[Data records]
........
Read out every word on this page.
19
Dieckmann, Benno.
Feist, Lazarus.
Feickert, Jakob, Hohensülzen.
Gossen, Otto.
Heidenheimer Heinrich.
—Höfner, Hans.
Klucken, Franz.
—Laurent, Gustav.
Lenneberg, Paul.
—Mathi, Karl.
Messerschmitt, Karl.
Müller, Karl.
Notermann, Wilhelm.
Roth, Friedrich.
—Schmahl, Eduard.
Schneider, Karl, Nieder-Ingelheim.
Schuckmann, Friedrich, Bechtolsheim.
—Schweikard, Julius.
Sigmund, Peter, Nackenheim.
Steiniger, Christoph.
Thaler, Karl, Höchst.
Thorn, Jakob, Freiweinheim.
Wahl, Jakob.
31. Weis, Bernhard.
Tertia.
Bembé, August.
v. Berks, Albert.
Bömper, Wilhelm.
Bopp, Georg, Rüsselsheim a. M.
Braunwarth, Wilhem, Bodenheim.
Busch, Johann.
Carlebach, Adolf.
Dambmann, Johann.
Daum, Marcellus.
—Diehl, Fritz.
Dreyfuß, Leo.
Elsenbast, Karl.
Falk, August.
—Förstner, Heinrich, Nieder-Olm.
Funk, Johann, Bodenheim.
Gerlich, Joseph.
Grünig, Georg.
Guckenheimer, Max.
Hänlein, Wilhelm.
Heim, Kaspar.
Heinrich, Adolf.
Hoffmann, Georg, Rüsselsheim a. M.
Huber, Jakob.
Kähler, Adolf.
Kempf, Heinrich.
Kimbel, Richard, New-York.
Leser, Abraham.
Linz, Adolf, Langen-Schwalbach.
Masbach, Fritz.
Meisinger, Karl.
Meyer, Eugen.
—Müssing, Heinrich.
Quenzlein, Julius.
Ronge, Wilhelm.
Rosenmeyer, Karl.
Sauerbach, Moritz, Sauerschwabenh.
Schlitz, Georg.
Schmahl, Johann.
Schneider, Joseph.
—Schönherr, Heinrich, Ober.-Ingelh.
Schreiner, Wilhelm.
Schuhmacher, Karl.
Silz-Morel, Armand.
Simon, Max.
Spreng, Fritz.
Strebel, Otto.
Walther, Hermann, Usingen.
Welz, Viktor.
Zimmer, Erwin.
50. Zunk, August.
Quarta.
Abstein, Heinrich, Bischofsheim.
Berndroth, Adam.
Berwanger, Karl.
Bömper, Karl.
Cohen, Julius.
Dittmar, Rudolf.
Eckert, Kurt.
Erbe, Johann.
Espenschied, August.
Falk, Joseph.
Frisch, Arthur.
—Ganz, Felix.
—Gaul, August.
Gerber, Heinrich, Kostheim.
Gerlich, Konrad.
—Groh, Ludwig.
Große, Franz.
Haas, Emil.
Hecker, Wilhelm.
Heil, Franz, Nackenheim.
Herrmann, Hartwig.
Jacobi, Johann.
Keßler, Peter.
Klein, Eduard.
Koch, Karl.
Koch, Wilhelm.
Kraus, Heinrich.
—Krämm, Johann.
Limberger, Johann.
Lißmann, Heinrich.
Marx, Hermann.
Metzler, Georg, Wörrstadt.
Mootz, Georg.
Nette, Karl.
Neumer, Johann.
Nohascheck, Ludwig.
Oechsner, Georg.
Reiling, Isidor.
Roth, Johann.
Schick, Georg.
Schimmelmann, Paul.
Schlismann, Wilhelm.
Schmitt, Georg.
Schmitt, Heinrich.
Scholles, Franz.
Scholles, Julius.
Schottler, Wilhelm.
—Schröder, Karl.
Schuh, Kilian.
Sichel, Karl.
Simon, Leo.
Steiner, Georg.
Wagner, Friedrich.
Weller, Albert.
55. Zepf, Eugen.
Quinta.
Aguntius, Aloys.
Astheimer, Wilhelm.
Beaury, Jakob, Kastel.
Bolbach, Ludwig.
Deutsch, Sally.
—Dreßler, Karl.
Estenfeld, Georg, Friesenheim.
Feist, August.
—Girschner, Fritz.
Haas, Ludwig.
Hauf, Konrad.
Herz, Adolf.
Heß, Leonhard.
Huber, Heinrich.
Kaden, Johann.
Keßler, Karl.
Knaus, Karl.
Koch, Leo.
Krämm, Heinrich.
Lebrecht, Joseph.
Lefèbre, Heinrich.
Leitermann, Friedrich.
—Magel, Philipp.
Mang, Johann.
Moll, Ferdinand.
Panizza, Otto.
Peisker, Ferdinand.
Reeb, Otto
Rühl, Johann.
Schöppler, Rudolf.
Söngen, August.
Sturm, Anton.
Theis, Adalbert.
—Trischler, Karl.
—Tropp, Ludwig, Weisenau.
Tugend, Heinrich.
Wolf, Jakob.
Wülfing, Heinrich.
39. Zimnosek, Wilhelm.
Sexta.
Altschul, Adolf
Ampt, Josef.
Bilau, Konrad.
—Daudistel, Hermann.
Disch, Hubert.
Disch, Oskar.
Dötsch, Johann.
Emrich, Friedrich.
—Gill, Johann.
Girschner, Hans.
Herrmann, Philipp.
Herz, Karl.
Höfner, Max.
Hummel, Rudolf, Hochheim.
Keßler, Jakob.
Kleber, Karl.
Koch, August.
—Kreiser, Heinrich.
........
Extract the complete set of records unchanged.

Read out every word on this page.
19
Dieckmann, Benno.
Feist, Lazarus.
Feickert, Jakob, Hohensülzen.
Gossen, Otto.
Heidenheimer Heinrich.
—Höfner, Hans.
Klucken, Franz.
—Laurent, Gustav.
Lenneberg, Paul.
—Mathi, Karl.
Messerschmitt, Karl.
Müller, Karl.
Notermann, Wilhelm.
Roth, Friedrich.
—Schmahl, Eduard.
Schneider, Karl, Nieder-Ingelheim.
Schuckmann, Friedrich, Bechtolsheim.
—Schweikard, Julius.
Sigmund, Peter, Nackenheim.
Steiniger, Christoph.
Thaler, Karl, Höchst.
Thorn, Jakob, Freiweinheim.
Wahl, Jakob.
31. Weis, Bernhard.
Tertia.
Bembé, August.
v. Berks, Albert.
Bömper, Wilhelm.
Bopp, Georg, Rüsselsheim a. M.
Braunwarth, Wilhem, Bodenheim.
Busch, Johann.
Carlebach, Adolf.
Dambmann, Johann.
Daum, Marcellus.
—Diehl, Fritz.
Dreyfuß, Leo.
Elsenbast, Karl.
Falk, August.
—Förstner, Heinrich, Nieder-Olm.
Funk, Johann, Bodenheim.
Gerlich, Joseph.
Grünig, Georg.
Guckenheimer, Max.
Hänlein, Wilhelm.
Heim, Kaspar.
Heinrich, Adolf.
Hoffmann, Georg, Rüsselsheim a. M.
Huber, Jakob.
Kähler, Adolf.
Kempf, Heinrich.
Kimbel, Richard, New-York.
Leser, Abraham.
Linz, Adolf, Langen-Schwalbach.
Masbach, Fritz.
Meisinger, Karl.
Meyer, Eugen.
—Müssing, Heinrich.
Quenzlein, Julius.
Ronge, Wilhelm.
Rosenmeyer, Karl.
Sauerbach, Moritz, Sauerschwabenh.
Schlitz, Georg.
Schmahl, Johann.
Schneider, Joseph.
—Schönherr, Heinrich, Ober.-Ingelh.
Schreiner, Wilhelm.
Schuhmacher, Karl.
Silz-Morel, Armand.
Simon, Max.
Spreng, Fritz.
Strebel, Otto.
Walther, Hermann, Usingen.
Welz, Viktor.
Zimmer, Erwin.
50. Zunk, August.
Quarta.
Abstein, Heinrich, Bischofsheim.
Berndroth, Adam.
Berwanger, Karl.
Bömper, Karl.
Cohen, Julius.
Dittmar, Rudolf.
Eckert, Kurt.
Erbe, Johann.
Espenschied, August.
Falk, Joseph.
Frisch, Arthur.
—Ganz, Felix.
—Gaul, August.
Gerber, Heinrich, Kostheim.
Gerlich, Konrad.
—Groh, Ludwig.
Große, Franz.
Haas, Emil.
Hecker, Wilhelm.
Heil, Franz, Nackenheim.
Herrmann, Hartwig.
Jacobi, Johann.
Keßler, Peter.
Klein, Eduard.
Koch, Karl.
Koch, Wilhelm.
Kraus, Heinrich.
—Krämm, Johann.
Limberger, Johann.
Lißmann, Heinrich.
Marx, Hermann.
Metzler, Georg, Wörrstadt.
Mootz, Georg.
Nette, Karl.
Neumer, Johann.
Nohascheck, Ludwig.
Oechsner, Georg.
Reiling, Isidor.
Roth, Johann.
Schick, Georg.
Schimmelmann, Paul.
Schlismann, Wilhelm.
Schmitt, Georg.
Schmitt, Heinrich.
Scholles, Franz.
Scholles, Julius.
Schottler, Wilhelm.
—Schröder, Karl.
Schuh, Kilian.
Sichel, Karl.
Simon, Leo.
Steiner, Georg.
Wagner, Friedrich.
Weller, Albert.
55. Zepf, Eugen.
Quinta.
Aguntius, Aloys.
Astheimer, Wilhelm.
Beaury, Jakob, Kastel.
Bolbach, Ludwig.
Deutsch, Sally.
—Dreßler, Karl.
Estenfeld, Georg, Friesenheim.
Feist, August.
—Girschner, Fritz.
Haas, Ludwig.
Hauf, Konrad.
Herz, Adolf.
Heß, Leonhard.
Huber, Heinrich.
Kaden, Johann.
Keßler, Karl.
Knaus, Karl.
Koch, Leo.
Krämm, Heinrich.
Lebrecht, Joseph.
Lefèbre, Heinrich.
Leitermann, Friedrich.
—Magel, Philipp.
Mang, Johann.
Moll, Ferdinand.
Panizza, Otto.
Peisker, Ferdinand.
Reeb, Otto
Rühl, Johann.
Schöppler, Rudolf.
Söngen, August.
Sturm, Anton.
Theis, Adalbert.
—Trischler, Karl.
—Tropp, Ludwig, Weisenau.
Tugend, Heinrich.
Wolf, Jakob.
Wülfing, Heinrich.
39. Zimnosek, Wilhelm.
Sexta.
Altschul, Adolf
Ampt, Josef.
Bilau, Konrad.
—Daudistel, Hermann.
Disch, Hubert.
Disch, Oskar.
Dötsch, Johann.
Emrich, Friedrich.
—Gill, Johann.
Girschner, Hans.
Herrmann, Philipp.
Herz, Karl.
Höfner, Max.
Hummel, Rudolf, Hochheim.
Keßler, Jakob.
Kleber, Karl.
Koch, August.
—Kreiser, Heinrich.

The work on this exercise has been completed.